● **Excerpt provided**:
Court Opinion

ID: 6580333
Source: CourtListenerOpinion
Date Created: 2022-07-20 19:37:46.47935+00
Date Added: 2024-06-11T15:57:15.346641
License: Public Domain

The opinion of the court was delivered by
Wheeler, J.
The appellee has made a point in this case, that the appellant, has not sufficient interest to entitle him to take an appeal from the decision of the Probate Court, and be heard upon it in the County Court. But that objection does not appear to have been taken until after issue had been joined, and the trial of it begun ; and whatever consideration it might have been entitled to if it had been made on the entry of the appeal in the *296County Court, or within the time allowed for filing dilatory pleas and motions there, at the time it was made, the court was not bound to consider it, and there was no error in not sustaining it.
The appellant has made three other questions upon his exceptions in this court. The issue on trial was, whether or not the ap-pellee was the widow of the intestate. The appellant claimed that she was not, because she had a former husband, named Edwards, living at the time of her alleged marriage with the intestate, which, if true, would make her marriage with him void.
In support of this claim, the appellant appears to have put in evidence without objection, tending to show that the intestate introduced a man to one Bundy, his brother-in-law, as Edwards, her husband, at Rutland, after her alleged marriage to the intestate ; and then he offered to show that afterwards, the intestate told his sister, Mrs. Bundy, that Edwards, the husband, had been at Rutland, and if she did not believe it to ask Bundy, which evidence, on objection, was excluded, and he claimed that there was error in this exclusion. But this statement was not a part of any transaction that it would characterize, nor was it the admission of any fact that can in any way be said to have been against the interest or title of the intestate, under whom the appellee claims as widow, for it was not anything that could affect his right or title in any way, but it was a mere naked statement of his, as offered, no more admissible than if made by any other person, and could not on any ground be properly admitted.

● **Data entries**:
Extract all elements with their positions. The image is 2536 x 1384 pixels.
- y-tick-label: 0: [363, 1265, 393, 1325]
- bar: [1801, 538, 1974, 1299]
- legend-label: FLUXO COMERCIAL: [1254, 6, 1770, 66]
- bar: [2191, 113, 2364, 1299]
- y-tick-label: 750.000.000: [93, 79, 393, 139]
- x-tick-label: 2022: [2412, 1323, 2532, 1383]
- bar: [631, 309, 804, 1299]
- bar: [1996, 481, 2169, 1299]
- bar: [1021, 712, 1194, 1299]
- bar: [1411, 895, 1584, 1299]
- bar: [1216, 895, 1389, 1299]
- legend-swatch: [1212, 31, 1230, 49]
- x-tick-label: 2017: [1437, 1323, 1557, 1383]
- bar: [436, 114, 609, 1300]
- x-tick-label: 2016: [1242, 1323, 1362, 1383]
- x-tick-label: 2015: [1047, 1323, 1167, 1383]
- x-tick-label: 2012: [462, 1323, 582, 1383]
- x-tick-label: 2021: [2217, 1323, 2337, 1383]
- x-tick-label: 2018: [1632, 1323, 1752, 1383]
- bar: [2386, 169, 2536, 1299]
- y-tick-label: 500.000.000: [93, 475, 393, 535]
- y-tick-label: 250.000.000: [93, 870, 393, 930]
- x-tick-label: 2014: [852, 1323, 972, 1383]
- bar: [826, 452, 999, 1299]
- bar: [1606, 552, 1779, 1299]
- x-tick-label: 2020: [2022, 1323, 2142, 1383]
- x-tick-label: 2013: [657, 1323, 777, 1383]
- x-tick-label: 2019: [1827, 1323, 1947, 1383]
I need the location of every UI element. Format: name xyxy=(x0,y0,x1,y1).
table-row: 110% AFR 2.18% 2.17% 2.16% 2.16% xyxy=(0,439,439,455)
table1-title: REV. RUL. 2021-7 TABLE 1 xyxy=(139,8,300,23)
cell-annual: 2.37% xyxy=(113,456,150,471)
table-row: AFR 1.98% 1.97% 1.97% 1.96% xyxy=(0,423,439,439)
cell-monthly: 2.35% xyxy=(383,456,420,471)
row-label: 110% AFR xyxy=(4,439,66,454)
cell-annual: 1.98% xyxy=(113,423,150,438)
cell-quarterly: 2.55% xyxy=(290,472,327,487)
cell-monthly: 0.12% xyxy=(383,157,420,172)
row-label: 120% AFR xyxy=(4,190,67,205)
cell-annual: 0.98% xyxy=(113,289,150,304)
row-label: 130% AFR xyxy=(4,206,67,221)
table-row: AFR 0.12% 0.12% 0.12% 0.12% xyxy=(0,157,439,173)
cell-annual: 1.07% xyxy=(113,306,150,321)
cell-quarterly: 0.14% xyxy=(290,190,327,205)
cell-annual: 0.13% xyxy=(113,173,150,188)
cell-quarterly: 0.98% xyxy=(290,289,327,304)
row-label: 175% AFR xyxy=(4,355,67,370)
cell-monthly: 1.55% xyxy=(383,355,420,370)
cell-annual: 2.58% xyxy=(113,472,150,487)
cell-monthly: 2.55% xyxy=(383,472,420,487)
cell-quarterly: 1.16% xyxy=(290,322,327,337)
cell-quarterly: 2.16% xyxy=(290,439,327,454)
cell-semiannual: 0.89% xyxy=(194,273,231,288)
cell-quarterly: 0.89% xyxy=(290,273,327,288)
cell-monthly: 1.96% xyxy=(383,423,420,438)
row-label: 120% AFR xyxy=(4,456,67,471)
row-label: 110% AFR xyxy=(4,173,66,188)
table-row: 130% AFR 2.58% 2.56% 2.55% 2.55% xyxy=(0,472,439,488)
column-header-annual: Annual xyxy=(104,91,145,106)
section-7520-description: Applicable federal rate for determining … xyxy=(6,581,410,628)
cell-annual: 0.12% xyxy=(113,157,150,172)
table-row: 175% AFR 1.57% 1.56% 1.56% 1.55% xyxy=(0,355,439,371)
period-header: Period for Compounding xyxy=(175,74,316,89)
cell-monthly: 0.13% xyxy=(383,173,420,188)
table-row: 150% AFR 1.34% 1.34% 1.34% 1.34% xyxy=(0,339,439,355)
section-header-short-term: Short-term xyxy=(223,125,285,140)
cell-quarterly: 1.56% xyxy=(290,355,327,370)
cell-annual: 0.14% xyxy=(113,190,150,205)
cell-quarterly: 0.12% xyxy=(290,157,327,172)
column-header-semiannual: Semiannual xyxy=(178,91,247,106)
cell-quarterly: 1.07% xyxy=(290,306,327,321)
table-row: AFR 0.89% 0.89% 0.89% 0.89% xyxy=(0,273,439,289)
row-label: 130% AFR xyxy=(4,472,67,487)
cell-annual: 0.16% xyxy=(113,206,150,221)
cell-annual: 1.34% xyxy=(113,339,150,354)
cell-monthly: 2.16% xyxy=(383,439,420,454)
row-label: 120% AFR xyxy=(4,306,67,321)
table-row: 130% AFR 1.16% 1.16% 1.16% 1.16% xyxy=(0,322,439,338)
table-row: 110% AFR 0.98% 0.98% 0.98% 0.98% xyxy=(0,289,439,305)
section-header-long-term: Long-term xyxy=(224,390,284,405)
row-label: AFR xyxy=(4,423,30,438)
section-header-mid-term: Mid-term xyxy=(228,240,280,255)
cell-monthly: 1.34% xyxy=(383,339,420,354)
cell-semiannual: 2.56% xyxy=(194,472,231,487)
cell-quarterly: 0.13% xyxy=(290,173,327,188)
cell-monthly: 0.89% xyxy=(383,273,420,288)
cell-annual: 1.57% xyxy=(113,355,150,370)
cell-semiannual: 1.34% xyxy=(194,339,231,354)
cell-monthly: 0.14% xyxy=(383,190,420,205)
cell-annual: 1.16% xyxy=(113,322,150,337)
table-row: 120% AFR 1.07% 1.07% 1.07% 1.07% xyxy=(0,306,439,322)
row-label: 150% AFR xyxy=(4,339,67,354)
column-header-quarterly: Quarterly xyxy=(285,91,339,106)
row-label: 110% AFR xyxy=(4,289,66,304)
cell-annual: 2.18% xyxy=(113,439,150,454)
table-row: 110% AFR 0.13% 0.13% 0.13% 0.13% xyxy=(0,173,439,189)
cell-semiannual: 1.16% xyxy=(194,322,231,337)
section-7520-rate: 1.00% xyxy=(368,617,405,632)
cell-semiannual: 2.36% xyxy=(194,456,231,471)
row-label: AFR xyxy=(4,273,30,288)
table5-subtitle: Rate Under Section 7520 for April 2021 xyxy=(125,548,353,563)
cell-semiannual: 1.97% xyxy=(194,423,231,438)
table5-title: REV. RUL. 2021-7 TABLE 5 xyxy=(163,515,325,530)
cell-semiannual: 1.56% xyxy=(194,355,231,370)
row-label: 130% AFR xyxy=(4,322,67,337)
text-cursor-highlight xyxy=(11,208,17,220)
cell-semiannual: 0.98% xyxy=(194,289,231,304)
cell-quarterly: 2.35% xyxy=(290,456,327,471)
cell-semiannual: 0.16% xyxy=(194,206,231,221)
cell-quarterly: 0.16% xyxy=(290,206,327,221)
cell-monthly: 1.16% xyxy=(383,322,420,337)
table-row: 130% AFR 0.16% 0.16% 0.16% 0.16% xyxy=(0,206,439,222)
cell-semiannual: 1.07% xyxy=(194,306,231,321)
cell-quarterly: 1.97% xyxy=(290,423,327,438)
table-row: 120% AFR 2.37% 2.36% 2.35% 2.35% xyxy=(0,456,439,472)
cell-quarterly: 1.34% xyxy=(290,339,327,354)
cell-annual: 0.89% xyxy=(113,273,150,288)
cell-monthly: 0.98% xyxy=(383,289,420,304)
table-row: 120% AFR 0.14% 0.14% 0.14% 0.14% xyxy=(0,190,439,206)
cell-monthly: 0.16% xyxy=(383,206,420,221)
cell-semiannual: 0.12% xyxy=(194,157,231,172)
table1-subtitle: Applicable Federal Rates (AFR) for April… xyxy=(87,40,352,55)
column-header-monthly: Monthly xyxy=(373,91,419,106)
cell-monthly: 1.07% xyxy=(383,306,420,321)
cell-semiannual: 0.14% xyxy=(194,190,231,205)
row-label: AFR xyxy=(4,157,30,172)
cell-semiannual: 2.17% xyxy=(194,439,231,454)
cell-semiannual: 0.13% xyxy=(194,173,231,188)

● **Task to carry out**:
According to the court opinion, what was the issue on trial? These items have no connection to the court opinion.

● **Reply to the task**:
Whether or not the appellee was the widow of the intestate.